All lines holding the string "that" are to be shown.

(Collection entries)
□ □ □

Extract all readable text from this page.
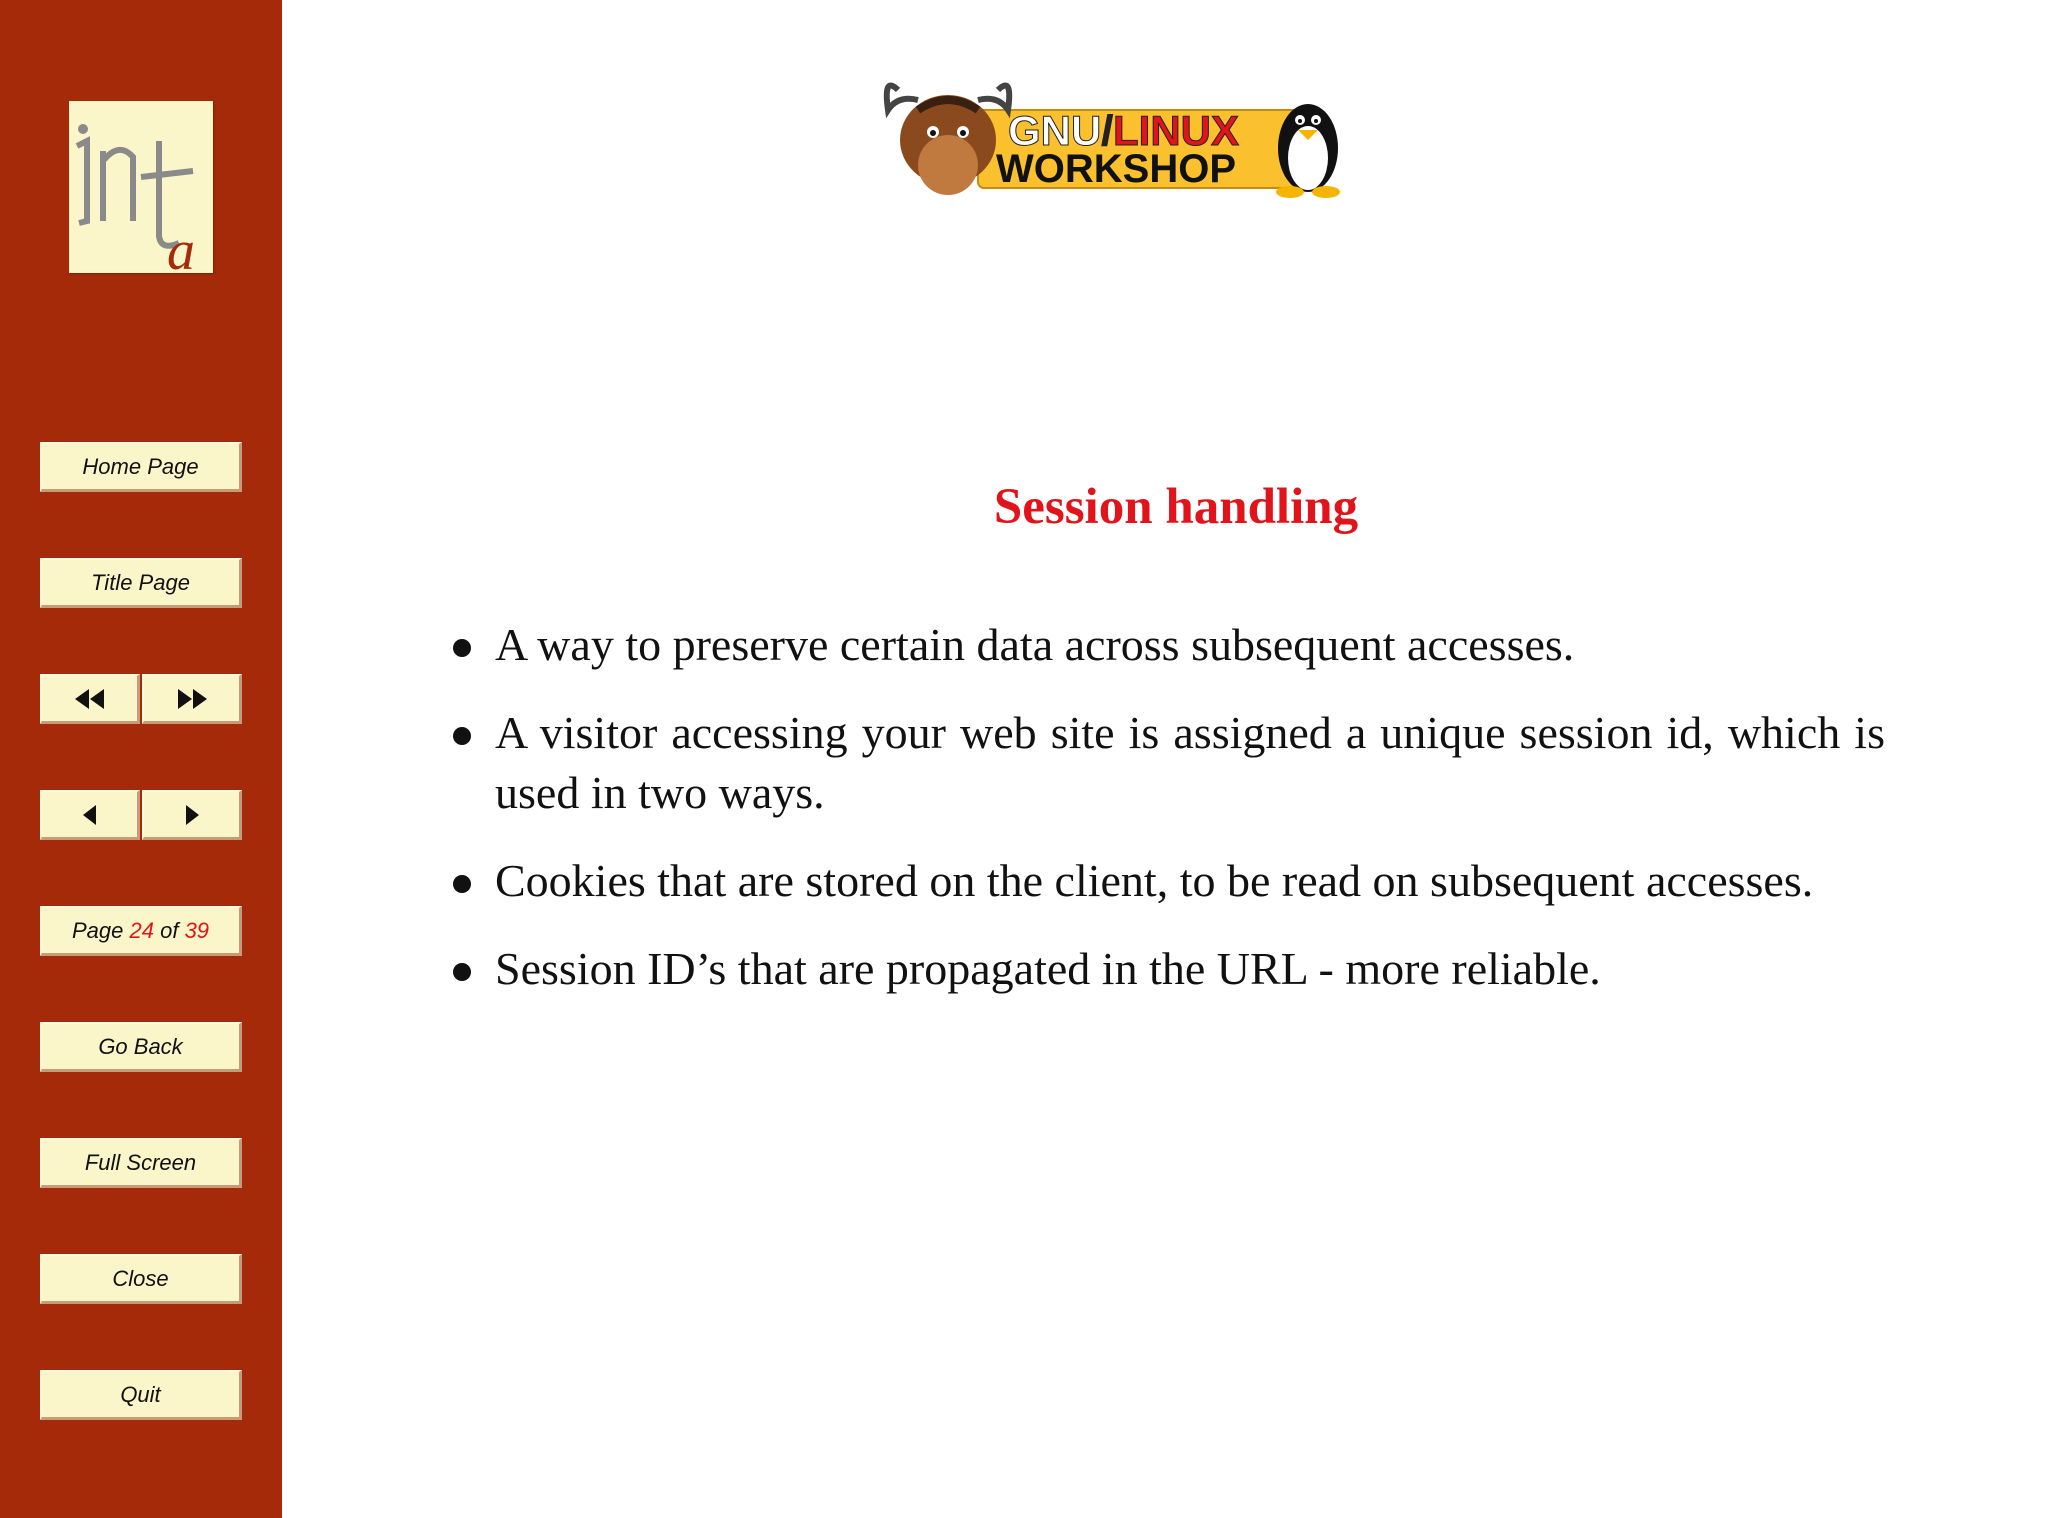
a
Home Page
Title Page
Page
24
of
39
Go Back
Full Screen
Close
Quit
GNU/LINUX
WORKSHOP
Session handling
A way to preserve certain data across subsequent accesses.
A visitor accessing your web site is assigned a unique session id, which is used in two ways.
Cookies that are stored on the client, to be read on subsequent accesses.
Session ID’s that are propagated in the URL - more reliable.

□ □ □

» RESPONSE
Cookies that are stored on the client, to be read on subsequent accesses.
Session ID’s that are propagated in the URL - more reliable.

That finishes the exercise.